[Stored records]
───

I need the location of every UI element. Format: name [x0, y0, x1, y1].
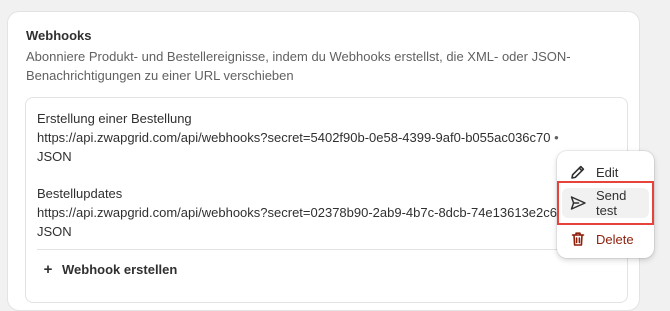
menu-item-label: Delete — [596, 231, 634, 247]
plus-icon: + — [43, 261, 53, 278]
webhook-format: JSON — [37, 224, 72, 239]
menu-item-label: Edit — [596, 164, 619, 180]
pencil-icon — [569, 163, 587, 181]
webhook-url: https://api.zwapgrid.com/api/webhooks?se… — [37, 205, 557, 220]
webhook-format: JSON — [37, 149, 72, 164]
webhook-item: Bestellupdates https://api.zwapgrid.com/… — [37, 184, 557, 241]
webhooks-card: Webhooks Abonniere Produkt- und Bestelle… — [7, 11, 640, 311]
trash-icon — [569, 230, 587, 248]
webhook-event-name: Bestellupdates — [37, 186, 123, 201]
webhook-list: Erstellung einer Bestellung https://api.… — [25, 97, 628, 303]
menu-item-delete[interactable]: Delete — [562, 224, 649, 254]
card-description: Abonniere Produkt- und Bestellereignisse… — [26, 49, 571, 83]
highlight-box — [557, 181, 654, 225]
webhook-url-line: https://api.zwapgrid.com/api/webhooks?se… — [37, 128, 559, 147]
card-title: Webhooks — [26, 28, 92, 43]
webhook-event-name: Erstellung einer Bestellung — [37, 111, 192, 126]
separator-dot: • — [554, 130, 559, 145]
webhook-url: https://api.zwapgrid.com/api/webhooks?se… — [37, 130, 551, 145]
create-webhook-label: Webhook erstellen — [62, 262, 178, 277]
create-webhook-button[interactable]: + Webhook erstellen — [40, 261, 178, 278]
webhook-item: Erstellung einer Bestellung https://api.… — [37, 109, 559, 166]
divider — [37, 249, 617, 250]
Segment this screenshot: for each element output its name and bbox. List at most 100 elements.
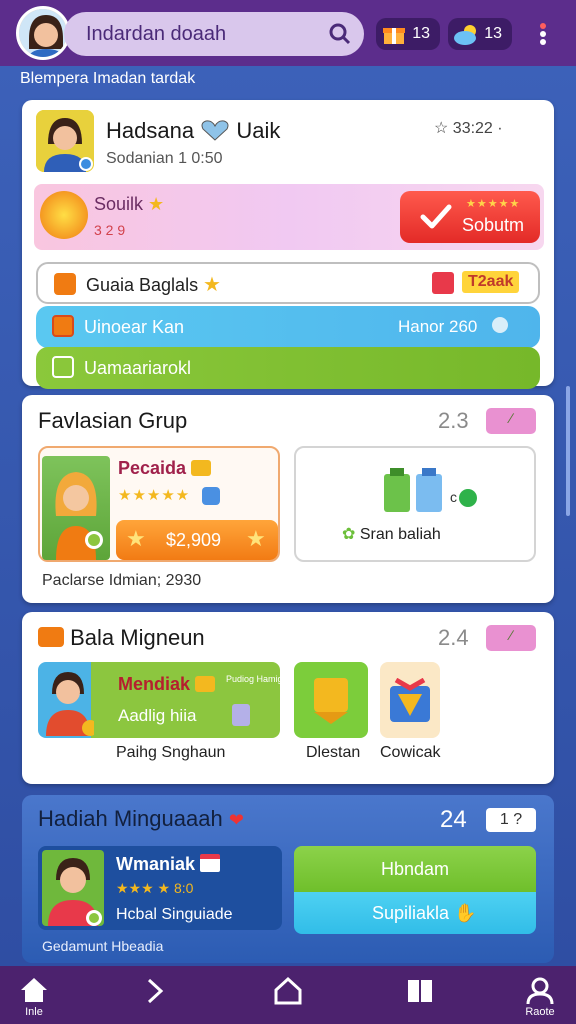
section-title: Hadiah Minguaaah ❤ — [38, 806, 244, 832]
section-title-text: Hadiah Minguaaah — [38, 806, 223, 831]
section-title: Bala Migneun — [38, 625, 205, 651]
more-menu-icon[interactable] — [536, 18, 550, 50]
book-icon — [408, 980, 432, 1002]
edit-button[interactable]: ∕ — [486, 408, 536, 434]
list-row-guides[interactable]: Guaia Baglals ★ T2aak — [36, 262, 540, 304]
page-subtitle: Blempera Imadan tardak — [20, 70, 196, 87]
pencil-icon: ∕ — [510, 410, 513, 426]
person-icon — [42, 850, 104, 926]
user-icon — [526, 977, 554, 1005]
flower-icon: ✿ — [342, 526, 356, 543]
pencil-icon: ∕ — [510, 627, 513, 643]
profile-name: Hadsana Uaik — [106, 118, 280, 144]
tag-icon — [195, 676, 216, 692]
nav-profile[interactable]: Raote — [510, 966, 570, 1024]
scrollbar[interactable] — [566, 386, 570, 516]
nav-forward[interactable] — [124, 966, 184, 1024]
section-note: Paclarse Idmian; 2930 — [42, 572, 202, 589]
price-label: $2,909 — [166, 530, 222, 550]
supplies-button[interactable]: Supiliakla ✋ — [294, 892, 536, 934]
price-button[interactable]: ★ $2,909 ★ — [116, 520, 278, 560]
user-tile-small: Pudiog Hamigs — [226, 674, 288, 684]
tag-icon — [191, 460, 212, 476]
nav-home[interactable]: Inle — [4, 966, 64, 1024]
section-title: Favlasian Grup — [38, 408, 188, 433]
promo-title: Souilk ★ — [94, 194, 164, 215]
section-count: 2.4 — [438, 625, 469, 650]
weather-count: 13 — [484, 25, 502, 42]
coin-icon — [232, 704, 250, 726]
heart-icon — [201, 120, 229, 141]
row-value: Hanor 260 — [398, 317, 478, 336]
profile-rating[interactable]: ☆ 33:22 · — [434, 118, 503, 138]
section-count: 24 — [440, 806, 467, 833]
gift-counter[interactable]: 13 — [376, 18, 440, 50]
product-stars: ★★★★★ — [118, 487, 191, 504]
user-tile-sub: Aadlig hiia — [118, 706, 197, 725]
trophy-icon — [40, 191, 88, 239]
row-badge: T2aak — [462, 271, 520, 293]
reward-user-sub: Hcbal Singuiade — [116, 906, 233, 923]
supplies-label: Supiliakla — [372, 903, 450, 923]
gift-icon — [432, 272, 454, 294]
promo-subtitle: 3 2 9 — [94, 222, 126, 238]
section-chip[interactable]: 1 ? — [486, 808, 536, 832]
profile-name-suffix: Uaik — [236, 118, 281, 143]
row-label: Guaia Baglals — [86, 275, 199, 295]
reward-tile-gold[interactable] — [294, 662, 368, 738]
search-input[interactable]: Indardan doaah — [86, 23, 226, 46]
weather-counter[interactable]: 13 — [448, 18, 512, 50]
list-row-kan[interactable]: Uinoear Kan Hanor 260 — [36, 306, 540, 348]
person-icon — [46, 672, 94, 736]
person-icon — [36, 110, 94, 172]
row-label: Uamaariarokl — [84, 358, 192, 378]
bottles-icon: c — [384, 468, 477, 512]
claim-button[interactable]: Hbndam — [294, 846, 536, 892]
info-icon — [492, 317, 508, 333]
reward-caption: Dlestan — [306, 744, 361, 761]
star-icon: ★ — [126, 526, 146, 551]
gift-count: 13 — [412, 25, 430, 42]
home-icon — [21, 978, 47, 1002]
user-avatar[interactable] — [16, 6, 70, 60]
grid-icon — [52, 315, 74, 337]
promo-button-label: Sobutm — [462, 215, 525, 235]
promo-title-text: Souilk — [94, 194, 144, 214]
heart-icon: ❤ — [228, 810, 244, 830]
cloud-icon — [454, 25, 476, 45]
user-tile-caption: Paihg Snghaun — [116, 744, 226, 761]
nav-label: Inle — [25, 1006, 43, 1018]
nav-book[interactable] — [390, 966, 450, 1024]
user-tile-title: Mendiak — [118, 674, 216, 695]
present-icon — [390, 678, 430, 722]
character-icon — [55, 472, 103, 560]
house-outline-icon — [274, 976, 302, 1005]
list-row-uamaar[interactable]: Uamaariarokl — [36, 347, 540, 389]
svg-text:c: c — [450, 489, 457, 505]
cube-icon — [52, 356, 74, 378]
promo-button[interactable]: ★★★★★ Sobutm — [400, 191, 540, 243]
product-title: Pecaida — [118, 458, 212, 479]
reward-user-title-text: Wmaniak — [116, 854, 196, 874]
star-icon: ★ — [203, 274, 221, 296]
row-label: Uinoear Kan — [84, 317, 185, 337]
section-note: Gedamunt Hbeadia — [42, 938, 164, 954]
edit-button[interactable]: ∕ — [486, 625, 536, 651]
badge-icon — [202, 487, 220, 505]
section-count: 2.3 — [438, 408, 469, 433]
star-icon: ★ — [246, 526, 266, 551]
hand-icon: ✋ — [454, 903, 477, 923]
search-bar[interactable]: Indardan doaah — [64, 12, 364, 56]
reward-caption: Cowicak — [380, 744, 441, 761]
gift-tile-label-text: Sran baliah — [359, 526, 441, 543]
gift-tile-label: ✿ Sran baliah — [342, 524, 441, 544]
nav-house[interactable] — [258, 966, 318, 1024]
profile-avatar[interactable] — [36, 110, 94, 172]
search-icon[interactable] — [328, 22, 352, 51]
reward-tile-box[interactable] — [380, 662, 440, 738]
profile-time: Sodanian 1 0:50 — [106, 150, 223, 167]
gift-icon — [383, 28, 405, 44]
check-icon — [420, 204, 452, 229]
section-title-text: Bala Migneun — [70, 625, 205, 650]
product-image — [42, 456, 110, 560]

───

*Task objective:* Identify every row above that contains the word "profile" and copy each of those rows in full. Case counts, so match only that exact capitalization.

*Expected answer:*
profile-name: Hadsana Uaik — [106, 118, 280, 144]
nav-profile[interactable]: Raote — [510, 966, 570, 1024]
profile-rating[interactable]: ☆ 33:22 · — [434, 118, 503, 138]
profile-name-suffix: Uaik — [236, 118, 281, 143]
profile-avatar[interactable] — [36, 110, 94, 172]
profile-time: Sodanian 1 0:50 — [106, 150, 223, 167]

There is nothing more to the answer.